● **PROBLEM TO WORK ON**: Quote the records beneath, complete and exact. Leave out images.

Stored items
— start —
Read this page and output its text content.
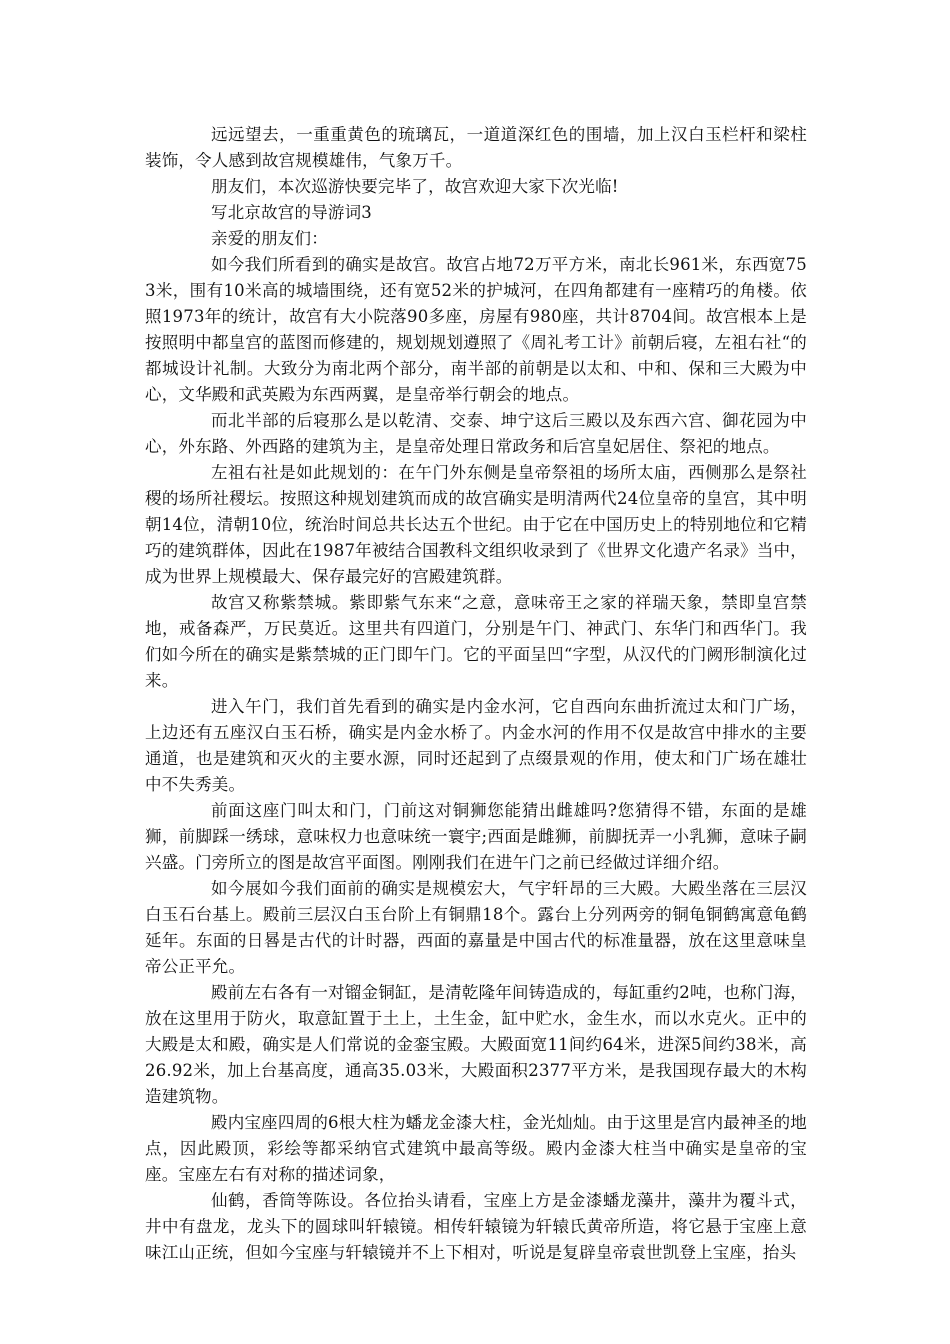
远远望去，一重重黄色的琉璃瓦，一道道深红色的围墙，加上汉白玉栏杆和梁柱装饰，令人感到故宫规模雄伟，气象万千。

朋友们，本次巡游快要完毕了，故宫欢迎大家下次光临!

写北京故宫的导游词3

亲爱的朋友们：

如今我们所看到的确实是故宫。故宫占地72万平方米，南北长961米，东西宽753米，围有10米高的城墙围绕，还有宽52米的护城河，在四角都建有一座精巧的角楼。依照1973年的统计，故宫有大小院落90多座，房屋有980座，共计8704间。故宫根本上是按照明中都皇宫的蓝图而修建的，规划规划遵照了《周礼考工计》前朝后寝，左祖右社“的都城设计礼制。大致分为南北两个部分，南半部的前朝是以太和、中和、保和三大殿为中心，文华殿和武英殿为东西两翼，是皇帝举行朝会的地点。

而北半部的后寝那么是以乾清、交泰、坤宁这后三殿以及东西六宫、御花园为中心，外东路、外西路的建筑为主，是皇帝处理日常政务和后宫皇妃居住、祭祀的地点。

左祖右社是如此规划的：在午门外东侧是皇帝祭祖的场所太庙，西侧那么是祭社稷的场所社稷坛。按照这种规划建筑而成的故宫确实是明清两代24位皇帝的皇宫，其中明朝14位，清朝10位，统治时间总共长达五个世纪。由于它在中国历史上的特别地位和它精巧的建筑群体，因此在1987年被结合国教科文组织收录到了《世界文化遗产名录》当中，成为世界上规模最大、保存最完好的宫殿建筑群。

故宫又称紫禁城。紫即紫气东来“之意，意味帝王之家的祥瑞天象，禁即皇宫禁地，戒备森严，万民莫近。这里共有四道门，分别是午门、神武门、东华门和西华门。我们如今所在的确实是紫禁城的正门即午门。它的平面呈凹“字型，从汉代的门阙形制演化过来。

进入午门，我们首先看到的确实是内金水河，它自西向东曲折流过太和门广场，上边还有五座汉白玉石桥，确实是内金水桥了。内金水河的作用不仅是故宫中排水的主要通道，也是建筑和灭火的主要水源，同时还起到了点缀景观的作用，使太和门广场在雄壮中不失秀美。

前面这座门叫太和门，门前这对铜狮您能猜出雌雄吗?您猜得不错，东面的是雄狮，前脚踩一绣球，意味权力也意味统一寰宇;西面是雌狮，前脚抚弄一小乳狮，意味子嗣兴盛。门旁所立的图是故宫平面图。刚刚我们在进午门之前已经做过详细介绍。

如今展如今我们面前的确实是规模宏大，气宇轩昂的三大殿。大殿坐落在三层汉白玉石台基上。殿前三层汉白玉台阶上有铜鼎18个。露台上分列两旁的铜龟铜鹤寓意龟鹤延年。东面的日晷是古代的计时器，西面的嘉量是中国古代的标准量器，放在这里意味皇帝公正平允。

殿前左右各有一对镏金铜缸，是清乾隆年间铸造成的，每缸重约2吨，也称门海，放在这里用于防火，取意缸置于土上，土生金，缸中贮水，金生水，而以水克火。正中的大殿是太和殿，确实是人们常说的金銮宝殿。大殿面宽11间约64米，进深5间约38米，高26.92米，加上台基高度，通高35.03米，大殿面积2377平方米，是我国现存最大的木构造建筑物。

殿内宝座四周的6根大柱为蟠龙金漆大柱，金光灿灿。由于这里是宫内最神圣的地点，因此殿顶，彩绘等都采纳官式建筑中最高等级。殿内金漆大柱当中确实是皇帝的宝座。宝座左右有对称的描述词象，

仙鹤，香筒等陈设。各位抬头请看，宝座上方是金漆蟠龙藻井，藻井为覆斗式，井中有盘龙，龙头下的圆球叫轩辕镜。相传轩辕镜为轩辕氏黄帝所造，将它悬于宝座上意味江山正统，但如今宝座与轩辕镜并不上下相对，听说是复辟皇帝袁世凯登上宝座，抬头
— end —
● **RESPONSE BELOW**:
Read this page and output its text content.
远远望去，一重重黄色的琉璃瓦，一道道深红色的围墙，加上汉白玉栏杆和梁柱装饰，令人感到故宫规模雄伟，气象万千。

朋友们，本次巡游快要完毕了，故宫欢迎大家下次光临!

写北京故宫的导游词3

亲爱的朋友们：

如今我们所看到的确实是故宫。故宫占地72万平方米，南北长961米，东西宽753米，围有10米高的城墙围绕，还有宽52米的护城河，在四角都建有一座精巧的角楼。依照1973年的统计，故宫有大小院落90多座，房屋有980座，共计8704间。故宫根本上是按照明中都皇宫的蓝图而修建的，规划规划遵照了《周礼考工计》前朝后寝，左祖右社“的都城设计礼制。大致分为南北两个部分，南半部的前朝是以太和、中和、保和三大殿为中心，文华殿和武英殿为东西两翼，是皇帝举行朝会的地点。

而北半部的后寝那么是以乾清、交泰、坤宁这后三殿以及东西六宫、御花园为中心，外东路、外西路的建筑为主，是皇帝处理日常政务和后宫皇妃居住、祭祀的地点。

左祖右社是如此规划的：在午门外东侧是皇帝祭祖的场所太庙，西侧那么是祭社稷的场所社稷坛。按照这种规划建筑而成的故宫确实是明清两代24位皇帝的皇宫，其中明朝14位，清朝10位，统治时间总共长达五个世纪。由于它在中国历史上的特别地位和它精巧的建筑群体，因此在1987年被结合国教科文组织收录到了《世界文化遗产名录》当中，成为世界上规模最大、保存最完好的宫殿建筑群。

故宫又称紫禁城。紫即紫气东来“之意，意味帝王之家的祥瑞天象，禁即皇宫禁地，戒备森严，万民莫近。这里共有四道门，分别是午门、神武门、东华门和西华门。我们如今所在的确实是紫禁城的正门即午门。它的平面呈凹“字型，从汉代的门阙形制演化过来。

进入午门，我们首先看到的确实是内金水河，它自西向东曲折流过太和门广场，上边还有五座汉白玉石桥，确实是内金水桥了。内金水河的作用不仅是故宫中排水的主要通道，也是建筑和灭火的主要水源，同时还起到了点缀景观的作用，使太和门广场在雄壮中不失秀美。

前面这座门叫太和门，门前这对铜狮您能猜出雌雄吗?您猜得不错，东面的是雄狮，前脚踩一绣球，意味权力也意味统一寰宇;西面是雌狮，前脚抚弄一小乳狮，意味子嗣兴盛。门旁所立的图是故宫平面图。刚刚我们在进午门之前已经做过详细介绍。

如今展如今我们面前的确实是规模宏大，气宇轩昂的三大殿。大殿坐落在三层汉白玉石台基上。殿前三层汉白玉台阶上有铜鼎18个。露台上分列两旁的铜龟铜鹤寓意龟鹤延年。东面的日晷是古代的计时器，西面的嘉量是中国古代的标准量器，放在这里意味皇帝公正平允。

殿前左右各有一对镏金铜缸，是清乾隆年间铸造成的，每缸重约2吨，也称门海，放在这里用于防火，取意缸置于土上，土生金，缸中贮水，金生水，而以水克火。正中的大殿是太和殿，确实是人们常说的金銮宝殿。大殿面宽11间约64米，进深5间约38米，高26.92米，加上台基高度，通高35.03米，大殿面积2377平方米，是我国现存最大的木构造建筑物。

殿内宝座四周的6根大柱为蟠龙金漆大柱，金光灿灿。由于这里是宫内最神圣的地点，因此殿顶，彩绘等都采纳官式建筑中最高等级。殿内金漆大柱当中确实是皇帝的宝座。宝座左右有对称的描述词象，

仙鹤，香筒等陈设。各位抬头请看，宝座上方是金漆蟠龙藻井，藻井为覆斗式，井中有盘龙，龙头下的圆球叫轩辕镜。相传轩辕镜为轩辕氏黄帝所造，将它悬于宝座上意味江山正统，但如今宝座与轩辕镜并不上下相对，听说是复辟皇帝袁世凯登上宝座，抬头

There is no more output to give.